--- begin Listing ---

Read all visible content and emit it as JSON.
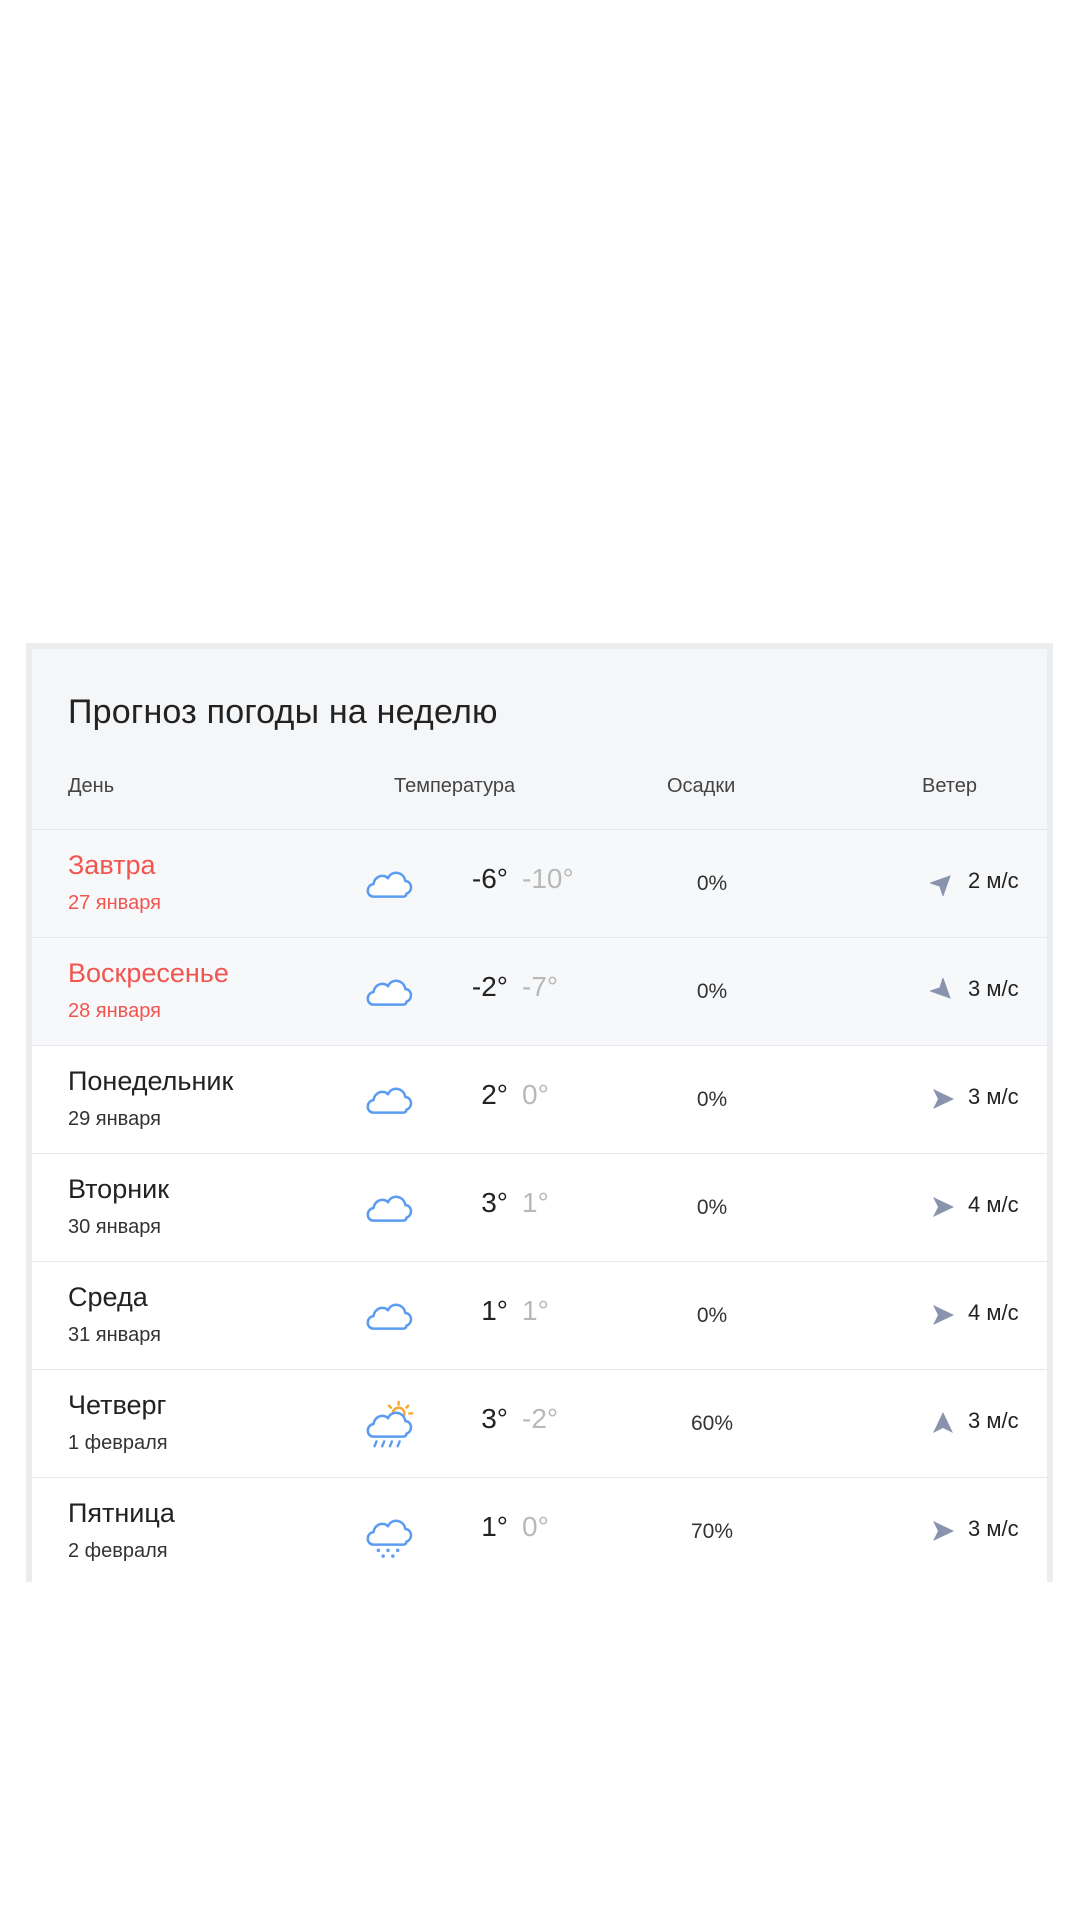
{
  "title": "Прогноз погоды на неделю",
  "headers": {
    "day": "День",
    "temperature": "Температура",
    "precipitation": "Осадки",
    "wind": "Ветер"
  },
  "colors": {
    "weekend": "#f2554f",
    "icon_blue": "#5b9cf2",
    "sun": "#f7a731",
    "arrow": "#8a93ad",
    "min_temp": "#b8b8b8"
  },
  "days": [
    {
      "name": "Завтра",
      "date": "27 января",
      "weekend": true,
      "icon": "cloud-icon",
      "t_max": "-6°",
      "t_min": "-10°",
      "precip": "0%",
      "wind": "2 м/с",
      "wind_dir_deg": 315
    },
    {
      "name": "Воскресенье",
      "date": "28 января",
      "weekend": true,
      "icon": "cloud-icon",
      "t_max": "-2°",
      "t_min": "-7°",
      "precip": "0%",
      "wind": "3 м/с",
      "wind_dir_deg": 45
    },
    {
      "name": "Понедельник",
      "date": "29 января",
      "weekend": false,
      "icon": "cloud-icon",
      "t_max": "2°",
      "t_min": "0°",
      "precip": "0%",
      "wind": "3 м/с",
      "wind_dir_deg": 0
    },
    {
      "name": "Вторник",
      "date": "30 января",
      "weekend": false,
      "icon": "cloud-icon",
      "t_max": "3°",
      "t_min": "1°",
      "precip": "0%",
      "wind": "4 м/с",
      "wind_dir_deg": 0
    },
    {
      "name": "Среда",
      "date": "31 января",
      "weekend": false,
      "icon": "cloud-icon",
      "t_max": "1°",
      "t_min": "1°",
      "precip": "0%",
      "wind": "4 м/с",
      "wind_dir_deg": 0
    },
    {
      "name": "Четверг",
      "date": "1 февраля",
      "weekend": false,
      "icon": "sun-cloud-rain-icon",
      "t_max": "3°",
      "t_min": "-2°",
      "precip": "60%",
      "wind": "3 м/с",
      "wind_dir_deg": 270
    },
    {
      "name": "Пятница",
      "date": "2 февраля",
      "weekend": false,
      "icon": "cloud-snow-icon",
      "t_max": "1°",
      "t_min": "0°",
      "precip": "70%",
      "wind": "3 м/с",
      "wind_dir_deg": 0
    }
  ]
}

--- end Listing ---

Examine the data above and state how many of its lines contain the word "января", with no further remarks.

5